-- Begin --
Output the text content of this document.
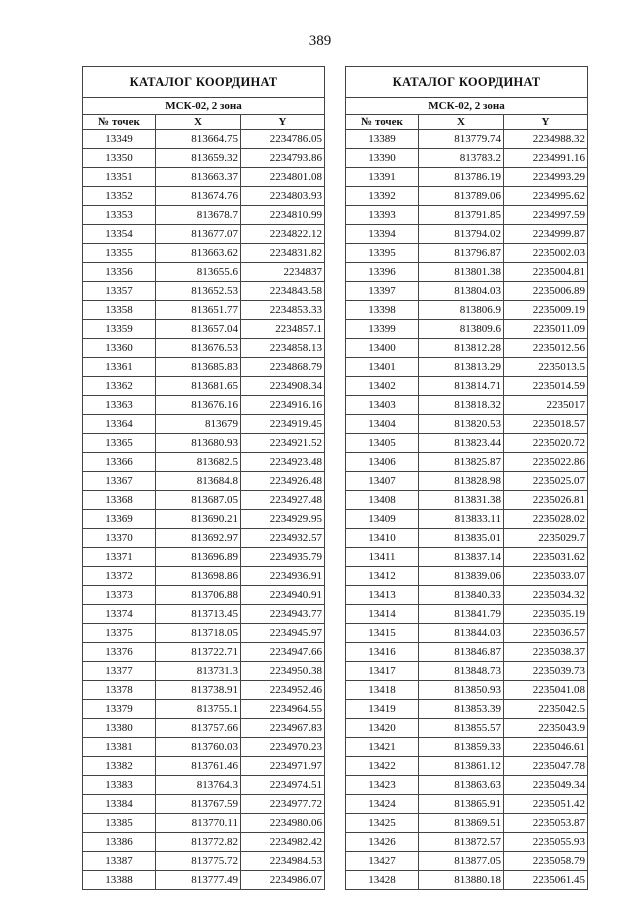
389
КАТАЛОГ КООРДИНАТ		
МСК-02, 2 зона		
№ точек	X	Y
13349	813664.75	2234786.05
13350	813659.32	2234793.86
13351	813663.37	2234801.08
13352	813674.76	2234803.93
13353	813678.7	2234810.99
13354	813677.07	2234822.12
13355	813663.62	2234831.82
13356	813655.6	2234837
13357	813652.53	2234843.58
13358	813651.77	2234853.33
13359	813657.04	2234857.1
13360	813676.53	2234858.13
13361	813685.83	2234868.79
13362	813681.65	2234908.34
13363	813676.16	2234916.16
13364	813679	2234919.45
13365	813680.93	2234921.52
13366	813682.5	2234923.48
13367	813684.8	2234926.48
13368	813687.05	2234927.48
13369	813690.21	2234929.95
13370	813692.97	2234932.57
13371	813696.89	2234935.79
13372	813698.86	2234936.91
13373	813706.88	2234940.91
13374	813713.45	2234943.77
13375	813718.05	2234945.97
13376	813722.71	2234947.66
13377	813731.3	2234950.38
13378	813738.91	2234952.46
13379	813755.1	2234964.55
13380	813757.66	2234967.83
13381	813760.03	2234970.23
13382	813761.46	2234971.97
13383	813764.3	2234974.51
13384	813767.59	2234977.72
13385	813770.11	2234980.06
13386	813772.82	2234982.42
13387	813775.72	2234984.53
13388	813777.49	2234986.07
КАТАЛОГ КООРДИНАТ		
МСК-02, 2 зона		
№ точек	X	Y
13389	813779.74	2234988.32
13390	813783.2	2234991.16
13391	813786.19	2234993.29
13392	813789.06	2234995.62
13393	813791.85	2234997.59
13394	813794.02	2234999.87
13395	813796.87	2235002.03
13396	813801.38	2235004.81
13397	813804.03	2235006.89
13398	813806.9	2235009.19
13399	813809.6	2235011.09
13400	813812.28	2235012.56
13401	813813.29	2235013.5
13402	813814.71	2235014.59
13403	813818.32	2235017
13404	813820.53	2235018.57
13405	813823.44	2235020.72
13406	813825.87	2235022.86
13407	813828.98	2235025.07
13408	813831.38	2235026.81
13409	813833.11	2235028.02
13410	813835.01	2235029.7
13411	813837.14	2235031.62
13412	813839.06	2235033.07
13413	813840.33	2235034.32
13414	813841.79	2235035.19
13415	813844.03	2235036.57
13416	813846.87	2235038.37
13417	813848.73	2235039.73
13418	813850.93	2235041.08
13419	813853.39	2235042.5
13420	813855.57	2235043.9
13421	813859.33	2235046.61
13422	813861.12	2235047.78
13423	813863.63	2235049.34
13424	813865.91	2235051.42
13425	813869.51	2235053.87
13426	813872.57	2235055.93
13427	813877.05	2235058.79
13428	813880.18	2235061.45
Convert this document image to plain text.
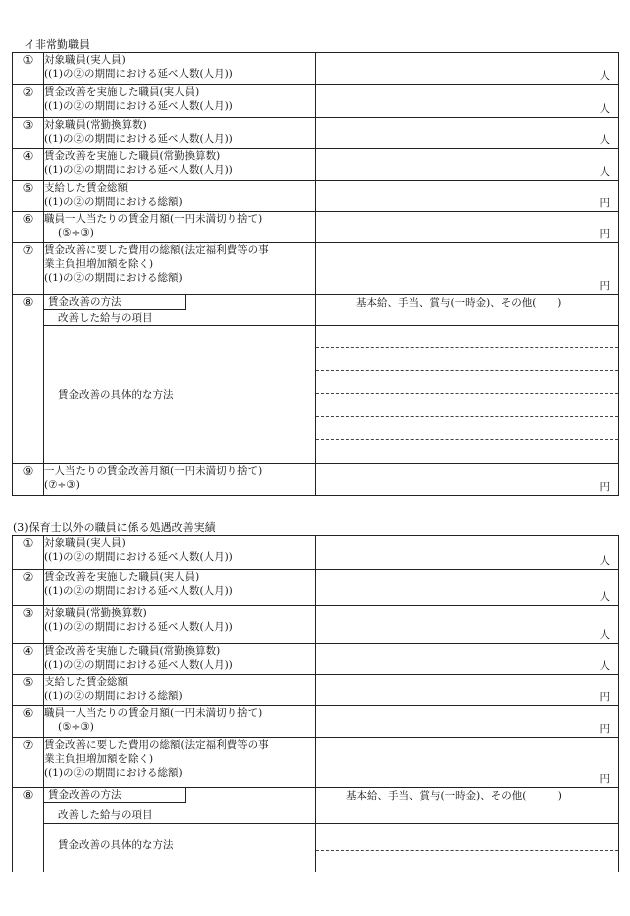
イ非常勤職員
①	対象職員(実人員)
((1)の②の期間における延べ人数(人月))	人

②	賃金改善を実施した職員(実人員)
((1)の②の期間における延べ人数(人月))	人

③	対象職員(常勤換算数)
((1)の②の期間における延べ人数(人月))	人

④	賃金改善を実施した職員(常勤換算数)
((1)の②の期間における延べ人数(人月))	人

⑤	支給した賃金総額
((1)の②の期間における総額)	円

⑥	職員一人当たりの賃金月額(一円未満切り捨て)
(⑤÷③)	円

⑦	賃金改善に要した費用の総額(法定福利費等の事
業主負担増加額を除く)
((1)の②の期間における総額)	円

⑧	賃金改善の方法
改善した給与の項目	基本給、手当、賞与(一時金)、その他(　　)

	賃金改善の具体的な方法	

⑨	一人当たりの賃金改善月額(一円未満切り捨て)
(⑦÷③)	円
(3)保育士以外の職員に係る処遇改善実績
①	対象職員(実人員)
((1)の②の期間における延べ人数(人月))	人

②	賃金改善を実施した職員(実人員)
((1)の②の期間における延べ人数(人月))	人

③	対象職員(常勤換算数)
((1)の②の期間における延べ人数(人月))	人

④	賃金改善を実施した職員(常勤換算数)
((1)の②の期間における延べ人数(人月))	人

⑤	支給した賃金総額
((1)の②の期間における総額)	円

⑥	職員一人当たりの賃金月額(一円未満切り捨て)
(⑤÷③)	円

⑦	賃金改善に要した費用の総額(法定福利費等の事
業主負担増加額を除く)
((1)の②の期間における総額)	円

⑧	賃金改善の方法
改善した給与の項目	基本給、手当、賞与(一時金)、その他(　　　)

	賃金改善の具体的な方法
-- End --
Stated task –
Quote verbatim the final run of lines in the material above, from the line that contains "Convert this document image to plain text." through the very last line, excluding any pictures.

Result –
Convert this document image to plain text.
イ非常勤職員
①	対象職員(実人員)
((1)の②の期間における延べ人数(人月))	人

②	賃金改善を実施した職員(実人員)
((1)の②の期間における延べ人数(人月))	人

③	対象職員(常勤換算数)
((1)の②の期間における延べ人数(人月))	人

④	賃金改善を実施した職員(常勤換算数)
((1)の②の期間における延べ人数(人月))	人

⑤	支給した賃金総額
((1)の②の期間における総額)	円

⑥	職員一人当たりの賃金月額(一円未満切り捨て)
(⑤÷③)	円

⑦	賃金改善に要した費用の総額(法定福利費等の事
業主負担増加額を除く)
((1)の②の期間における総額)	円

⑧	賃金改善の方法
改善した給与の項目	基本給、手当、賞与(一時金)、その他(　　)

	賃金改善の具体的な方法	

⑨	一人当たりの賃金改善月額(一円未満切り捨て)
(⑦÷③)	円
(3)保育士以外の職員に係る処遇改善実績
①	対象職員(実人員)
((1)の②の期間における延べ人数(人月))	人

②	賃金改善を実施した職員(実人員)
((1)の②の期間における延べ人数(人月))	人

③	対象職員(常勤換算数)
((1)の②の期間における延べ人数(人月))	人

④	賃金改善を実施した職員(常勤換算数)
((1)の②の期間における延べ人数(人月))	人

⑤	支給した賃金総額
((1)の②の期間における総額)	円

⑥	職員一人当たりの賃金月額(一円未満切り捨て)
(⑤÷③)	円

⑦	賃金改善に要した費用の総額(法定福利費等の事
業主負担増加額を除く)
((1)の②の期間における総額)	円

⑧	賃金改善の方法
改善した給与の項目	基本給、手当、賞与(一時金)、その他(　　　)

	賃金改善の具体的な方法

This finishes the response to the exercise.